Pictures do not belong in the copy, so please give every entry below again exactly.

◆ Input material ◆
-.-.-

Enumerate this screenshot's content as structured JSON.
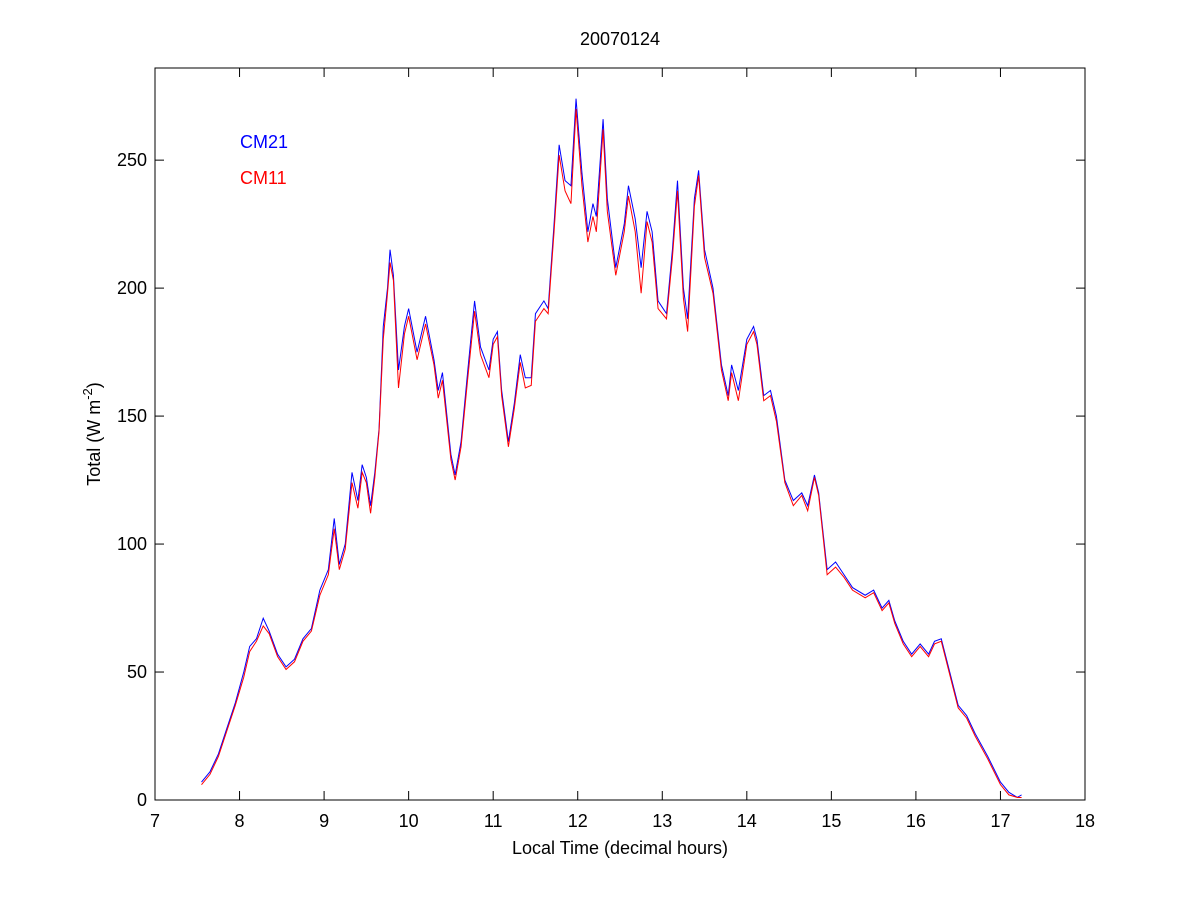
{
  "chart_data": {
    "type": "line",
    "title": "20070124",
    "x_label": "Local Time (decimal hours)",
    "y_label": {
      "text": "Total (W m",
      "superscript": "-2",
      "suffix": ")"
    },
    "legend": "upper left",
    "xlim": [
      7,
      18
    ],
    "xticks": [
      7,
      8,
      9,
      10,
      11,
      12,
      13,
      14,
      15,
      16,
      17,
      18
    ],
    "ylim": [
      0,
      286
    ],
    "yticks": [
      0,
      50,
      100,
      150,
      200,
      250
    ],
    "x": [
      7.55,
      7.65,
      7.75,
      7.85,
      7.95,
      8.05,
      8.12,
      8.2,
      8.28,
      8.35,
      8.45,
      8.55,
      8.65,
      8.75,
      8.85,
      8.95,
      9.05,
      9.12,
      9.18,
      9.25,
      9.33,
      9.4,
      9.45,
      9.5,
      9.55,
      9.6,
      9.65,
      9.7,
      9.75,
      9.78,
      9.82,
      9.88,
      9.95,
      10.0,
      10.1,
      10.2,
      10.3,
      10.35,
      10.4,
      10.5,
      10.55,
      10.62,
      10.7,
      10.78,
      10.85,
      10.95,
      11.0,
      11.05,
      11.1,
      11.18,
      11.25,
      11.32,
      11.38,
      11.45,
      11.5,
      11.6,
      11.65,
      11.72,
      11.78,
      11.85,
      11.92,
      11.98,
      12.05,
      12.12,
      12.18,
      12.22,
      12.3,
      12.35,
      12.45,
      12.55,
      12.6,
      12.68,
      12.75,
      12.82,
      12.88,
      12.95,
      13.05,
      13.12,
      13.18,
      13.25,
      13.3,
      13.38,
      13.43,
      13.5,
      13.6,
      13.7,
      13.78,
      13.82,
      13.9,
      14.0,
      14.08,
      14.12,
      14.2,
      14.28,
      14.35,
      14.45,
      14.55,
      14.65,
      14.72,
      14.8,
      14.85,
      14.95,
      15.05,
      15.15,
      15.25,
      15.4,
      15.5,
      15.6,
      15.68,
      15.75,
      15.85,
      15.95,
      16.05,
      16.15,
      16.22,
      16.3,
      16.4,
      16.5,
      16.6,
      16.7,
      16.85,
      17.0,
      17.1,
      17.2,
      17.25
    ],
    "series": [
      {
        "name": "CM21",
        "color": "#0000ff",
        "values": [
          7,
          11,
          18,
          28,
          38,
          50,
          60,
          63,
          71,
          66,
          57,
          52,
          55,
          63,
          67,
          82,
          90,
          110,
          92,
          100,
          128,
          117,
          131,
          126,
          115,
          128,
          145,
          185,
          200,
          215,
          205,
          168,
          185,
          192,
          175,
          189,
          172,
          160,
          167,
          135,
          127,
          140,
          168,
          195,
          177,
          168,
          180,
          183,
          160,
          140,
          155,
          174,
          165,
          165,
          190,
          195,
          192,
          225,
          256,
          242,
          240,
          274,
          245,
          222,
          233,
          228,
          266,
          235,
          208,
          225,
          240,
          227,
          208,
          230,
          222,
          195,
          190,
          215,
          242,
          200,
          188,
          235,
          246,
          215,
          200,
          170,
          158,
          170,
          160,
          180,
          185,
          180,
          158,
          160,
          150,
          125,
          117,
          120,
          115,
          127,
          120,
          90,
          93,
          88,
          83,
          80,
          82,
          75,
          78,
          70,
          62,
          57,
          61,
          57,
          62,
          63,
          50,
          37,
          33,
          26,
          17,
          7,
          3,
          1,
          2
        ]
      },
      {
        "name": "CM11",
        "color": "#ff0000",
        "values": [
          6,
          10,
          17,
          27,
          37,
          48,
          58,
          62,
          68,
          65,
          56,
          51,
          54,
          62,
          66,
          80,
          88,
          106,
          90,
          98,
          124,
          114,
          128,
          124,
          112,
          126,
          144,
          180,
          198,
          210,
          203,
          161,
          182,
          189,
          172,
          186,
          170,
          157,
          164,
          133,
          125,
          138,
          165,
          191,
          174,
          165,
          178,
          181,
          158,
          138,
          153,
          171,
          161,
          162,
          187,
          192,
          190,
          222,
          252,
          238,
          233,
          270,
          240,
          218,
          228,
          222,
          262,
          230,
          205,
          222,
          236,
          222,
          198,
          226,
          218,
          192,
          188,
          212,
          238,
          196,
          183,
          232,
          244,
          212,
          198,
          168,
          156,
          167,
          156,
          178,
          183,
          178,
          156,
          158,
          148,
          124,
          115,
          119,
          113,
          126,
          119,
          88,
          91,
          87,
          82,
          79,
          81,
          74,
          77,
          69,
          61,
          56,
          60,
          56,
          61,
          62,
          49,
          36,
          32,
          25,
          16,
          6,
          2,
          1,
          1
        ]
      }
    ]
  }
}
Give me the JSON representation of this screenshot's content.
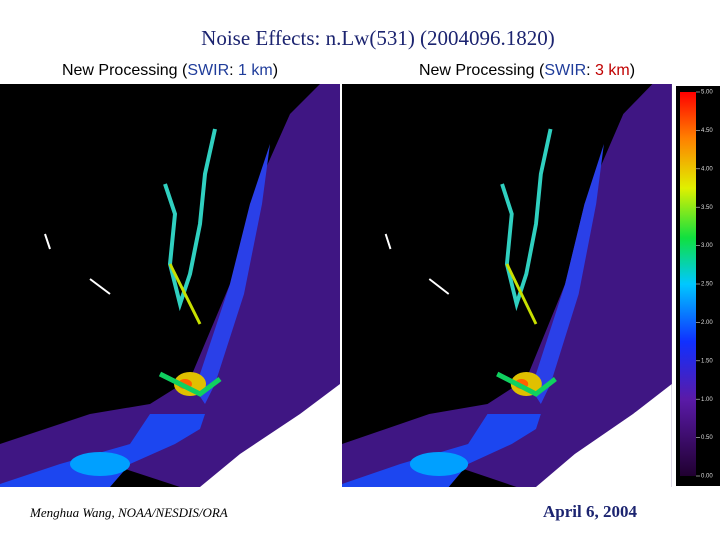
{
  "title": "Noise Effects: n.Lw(531) (2004096.1820)",
  "panels": [
    {
      "title_parts": [
        "New Processing (",
        "SWIR",
        ": ",
        "1 km",
        ")"
      ]
    },
    {
      "title_parts": [
        "New Processing (",
        "SWIR",
        ": ",
        "3 km",
        ")"
      ]
    }
  ],
  "colorbar": {
    "lim": [
      0,
      5
    ],
    "ticks": [
      {
        "value": 5,
        "label": "5.00"
      },
      {
        "value": 4.5,
        "label": "4.50"
      },
      {
        "value": 4,
        "label": "4.00"
      },
      {
        "value": 3.5,
        "label": "3.50"
      },
      {
        "value": 3,
        "label": "3.00"
      },
      {
        "value": 2.5,
        "label": "2.50"
      },
      {
        "value": 2,
        "label": "2.00"
      },
      {
        "value": 1.5,
        "label": "1.50"
      },
      {
        "value": 1,
        "label": "1.00"
      },
      {
        "value": 0.5,
        "label": "0.50"
      },
      {
        "value": 0,
        "label": "0.00"
      }
    ]
  },
  "footer": {
    "author": "Menghua Wang, NOAA/NESDIS/ORA",
    "date": "April 6, 2004"
  }
}
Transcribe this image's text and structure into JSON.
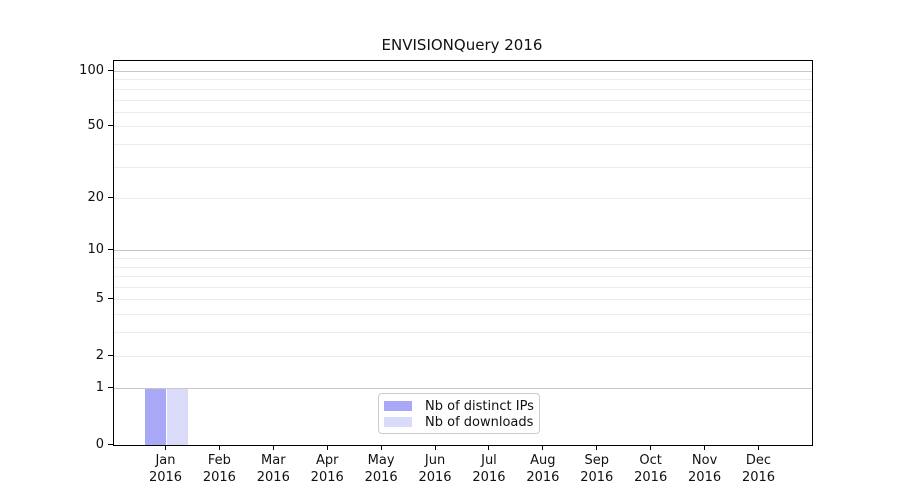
{
  "chart_data": {
    "type": "bar",
    "title": "ENVISIONQuery 2016",
    "categories": [
      "Jan",
      "Feb",
      "Mar",
      "Apr",
      "May",
      "Jun",
      "Jul",
      "Aug",
      "Sep",
      "Oct",
      "Nov",
      "Dec"
    ],
    "category_year": "2016",
    "series": [
      {
        "name": "Nb of distinct IPs",
        "color": "#a8a8f6",
        "values": [
          1,
          0,
          0,
          0,
          0,
          0,
          0,
          0,
          0,
          0,
          0,
          0
        ]
      },
      {
        "name": "Nb of downloads",
        "color": "#dadaf9",
        "values": [
          1,
          0,
          0,
          0,
          0,
          0,
          0,
          0,
          0,
          0,
          0,
          0
        ]
      }
    ],
    "xlabel": "",
    "ylabel": "",
    "y_axis": {
      "scale": "log10(value+1)",
      "max": 114,
      "major_ticks": [
        0,
        1,
        2,
        5,
        10,
        20,
        50,
        100
      ],
      "minor_ticks": [
        3,
        4,
        6,
        7,
        8,
        9,
        30,
        40,
        60,
        70,
        80,
        90
      ],
      "emphasized_gridlines": [
        1,
        10,
        100
      ]
    },
    "grid": {
      "emphasis_color": "#c8c8c8",
      "light_color": "#ececec"
    },
    "legend": {
      "position": "lower-center"
    }
  }
}
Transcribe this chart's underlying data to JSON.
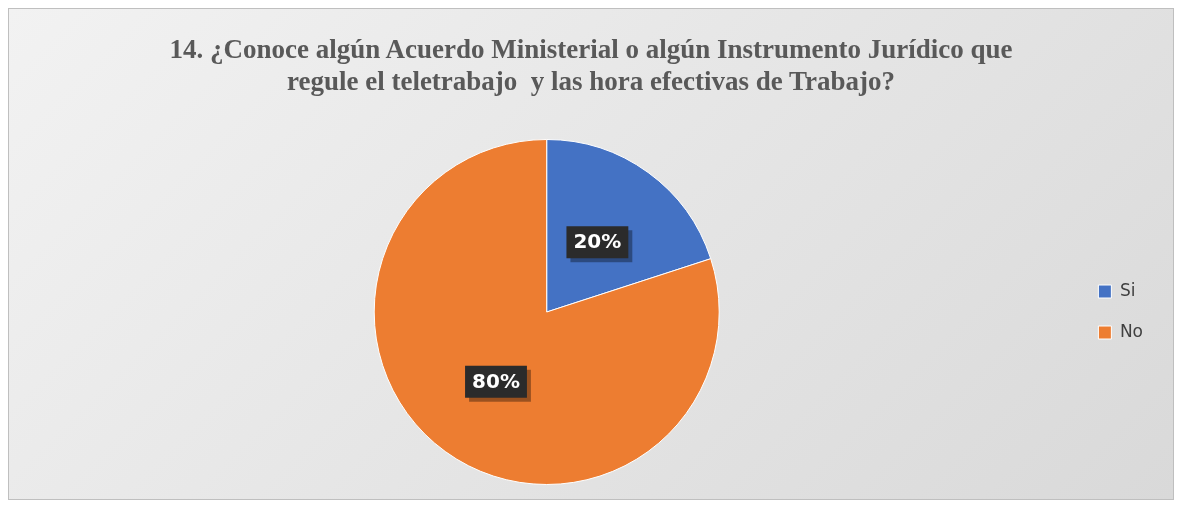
{
  "chart_data": {
    "type": "pie",
    "title": "14. ¿Conoce algún Acuerdo Ministerial o algún Instrumento Jurídico que regule el teletrabajo  y las hora efectivas de Trabajo?",
    "categories": [
      "Si",
      "No"
    ],
    "values": [
      20,
      80
    ],
    "colors": [
      "#4472c4",
      "#ed7d31"
    ],
    "value_labels": [
      "20%",
      "80%"
    ],
    "legend": "right"
  }
}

-.-.-

◆ Full output ◆
Enumerate this screenshot's content as structured JSON.
{
  "chart_data": {
    "type": "line",
    "title": "20070124",
    "x_label": "Local Time (decimal hours)",
    "y_label": {
      "text": "Total (W m",
      "superscript": "-2",
      "suffix": ")"
    },
    "legend": "upper left",
    "xlim": [
      7,
      18
    ],
    "xticks": [
      7,
      8,
      9,
      10,
      11,
      12,
      13,
      14,
      15,
      16,
      17,
      18
    ],
    "ylim": [
      0,
      286
    ],
    "yticks": [
      0,
      50,
      100,
      150,
      200,
      250
    ],
    "x": [
      7.55,
      7.65,
      7.75,
      7.85,
      7.95,
      8.05,
      8.12,
      8.2,
      8.28,
      8.35,
      8.45,
      8.55,
      8.65,
      8.75,
      8.85,
      8.95,
      9.05,
      9.12,
      9.18,
      9.25,
      9.33,
      9.4,
      9.45,
      9.5,
      9.55,
      9.6,
      9.65,
      9.7,
      9.75,
      9.78,
      9.82,
      9.88,
      9.95,
      10.0,
      10.1,
      10.2,
      10.3,
      10.35,
      10.4,
      10.5,
      10.55,
      10.62,
      10.7,
      10.78,
      10.85,
      10.95,
      11.0,
      11.05,
      11.1,
      11.18,
      11.25,
      11.32,
      11.38,
      11.45,
      11.5,
      11.6,
      11.65,
      11.72,
      11.78,
      11.85,
      11.92,
      11.98,
      12.05,
      12.12,
      12.18,
      12.22,
      12.3,
      12.35,
      12.45,
      12.55,
      12.6,
      12.68,
      12.75,
      12.82,
      12.88,
      12.95,
      13.05,
      13.12,
      13.18,
      13.25,
      13.3,
      13.38,
      13.43,
      13.5,
      13.6,
      13.7,
      13.78,
      13.82,
      13.9,
      14.0,
      14.08,
      14.12,
      14.2,
      14.28,
      14.35,
      14.45,
      14.55,
      14.65,
      14.72,
      14.8,
      14.85,
      14.95,
      15.05,
      15.15,
      15.25,
      15.4,
      15.5,
      15.6,
      15.68,
      15.75,
      15.85,
      15.95,
      16.05,
      16.15,
      16.22,
      16.3,
      16.4,
      16.5,
      16.6,
      16.7,
      16.85,
      17.0,
      17.1,
      17.2,
      17.25
    ],
    "series": [
      {
        "name": "CM21",
        "color": "#0000ff",
        "values": [
          7,
          11,
          18,
          28,
          38,
          50,
          60,
          63,
          71,
          66,
          57,
          52,
          55,
          63,
          67,
          82,
          90,
          110,
          92,
          100,
          128,
          117,
          131,
          126,
          115,
          128,
          145,
          185,
          200,
          215,
          205,
          168,
          185,
          192,
          175,
          189,
          172,
          160,
          167,
          135,
          127,
          140,
          168,
          195,
          177,
          168,
          180,
          183,
          160,
          140,
          155,
          174,
          165,
          165,
          190,
          195,
          192,
          225,
          256,
          242,
          240,
          274,
          245,
          222,
          233,
          228,
          266,
          235,
          208,
          225,
          240,
          227,
          208,
          230,
          222,
          195,
          190,
          215,
          242,
          200,
          188,
          235,
          246,
          215,
          200,
          170,
          158,
          170,
          160,
          180,
          185,
          180,
          158,
          160,
          150,
          125,
          117,
          120,
          115,
          127,
          120,
          90,
          93,
          88,
          83,
          80,
          82,
          75,
          78,
          70,
          62,
          57,
          61,
          57,
          62,
          63,
          50,
          37,
          33,
          26,
          17,
          7,
          3,
          1,
          2
        ]
      },
      {
        "name": "CM11",
        "color": "#ff0000",
        "values": [
          6,
          10,
          17,
          27,
          37,
          48,
          58,
          62,
          68,
          65,
          56,
          51,
          54,
          62,
          66,
          80,
          88,
          106,
          90,
          98,
          124,
          114,
          128,
          124,
          112,
          126,
          144,
          180,
          198,
          210,
          203,
          161,
          182,
          189,
          172,
          186,
          170,
          157,
          164,
          133,
          125,
          138,
          165,
          191,
          174,
          165,
          178,
          181,
          158,
          138,
          153,
          171,
          161,
          162,
          187,
          192,
          190,
          222,
          252,
          238,
          233,
          270,
          240,
          218,
          228,
          222,
          262,
          230,
          205,
          222,
          236,
          222,
          198,
          226,
          218,
          192,
          188,
          212,
          238,
          196,
          183,
          232,
          244,
          212,
          198,
          168,
          156,
          167,
          156,
          178,
          183,
          178,
          156,
          158,
          148,
          124,
          115,
          119,
          113,
          126,
          119,
          88,
          91,
          87,
          82,
          79,
          81,
          74,
          77,
          69,
          61,
          56,
          60,
          56,
          61,
          62,
          49,
          36,
          32,
          25,
          16,
          6,
          2,
          1,
          1
        ]
      }
    ]
  }
}
Give me the JSON representation of this screenshot's content.
{
  "title": "Noise Effects: n.Lw(531) (2004096.1820)",
  "panels": [
    {
      "title_parts": [
        "New Processing (",
        "SWIR",
        ": ",
        "1 km",
        ")"
      ]
    },
    {
      "title_parts": [
        "New Processing (",
        "SWIR",
        ": ",
        "3 km",
        ")"
      ]
    }
  ],
  "colorbar": {
    "lim": [
      0,
      5
    ],
    "ticks": [
      {
        "value": 5,
        "label": "5.00"
      },
      {
        "value": 4.5,
        "label": "4.50"
      },
      {
        "value": 4,
        "label": "4.00"
      },
      {
        "value": 3.5,
        "label": "3.50"
      },
      {
        "value": 3,
        "label": "3.00"
      },
      {
        "value": 2.5,
        "label": "2.50"
      },
      {
        "value": 2,
        "label": "2.00"
      },
      {
        "value": 1.5,
        "label": "1.50"
      },
      {
        "value": 1,
        "label": "1.00"
      },
      {
        "value": 0.5,
        "label": "0.50"
      },
      {
        "value": 0,
        "label": "0.00"
      }
    ]
  },
  "footer": {
    "author": "Menghua Wang, NOAA/NESDIS/ORA",
    "date": "April 6, 2004"
  }
}
Transcribe this image's text and structure into JSON.
{
  "chart_data": {
    "type": "bar",
    "title": "ENVISIONQuery 2016",
    "categories": [
      "Jan",
      "Feb",
      "Mar",
      "Apr",
      "May",
      "Jun",
      "Jul",
      "Aug",
      "Sep",
      "Oct",
      "Nov",
      "Dec"
    ],
    "category_year": "2016",
    "series": [
      {
        "name": "Nb of distinct IPs",
        "color": "#a8a8f6",
        "values": [
          1,
          0,
          0,
          0,
          0,
          0,
          0,
          0,
          0,
          0,
          0,
          0
        ]
      },
      {
        "name": "Nb of downloads",
        "color": "#dadaf9",
        "values": [
          1,
          0,
          0,
          0,
          0,
          0,
          0,
          0,
          0,
          0,
          0,
          0
        ]
      }
    ],
    "xlabel": "",
    "ylabel": "",
    "y_axis": {
      "scale": "log10(value+1)",
      "max": 114,
      "major_ticks": [
        0,
        1,
        2,
        5,
        10,
        20,
        50,
        100
      ],
      "minor_ticks": [
        3,
        4,
        6,
        7,
        8,
        9,
        30,
        40,
        60,
        70,
        80,
        90
      ],
      "emphasized_gridlines": [
        1,
        10,
        100
      ]
    },
    "grid": {
      "emphasis_color": "#c8c8c8",
      "light_color": "#ececec"
    },
    "legend": {
      "position": "lower-center"
    }
  }
}
Transcribe this chart's underlying data to JSON.
{
  "chart_data": {
    "type": "pie",
    "title": "14. ¿Conoce algún Acuerdo Ministerial o algún Instrumento Jurídico que regule el teletrabajo  y las hora efectivas de Trabajo?",
    "categories": [
      "Si",
      "No"
    ],
    "values": [
      20,
      80
    ],
    "colors": [
      "#4472c4",
      "#ed7d31"
    ],
    "value_labels": [
      "20%",
      "80%"
    ],
    "legend": "right"
  }
}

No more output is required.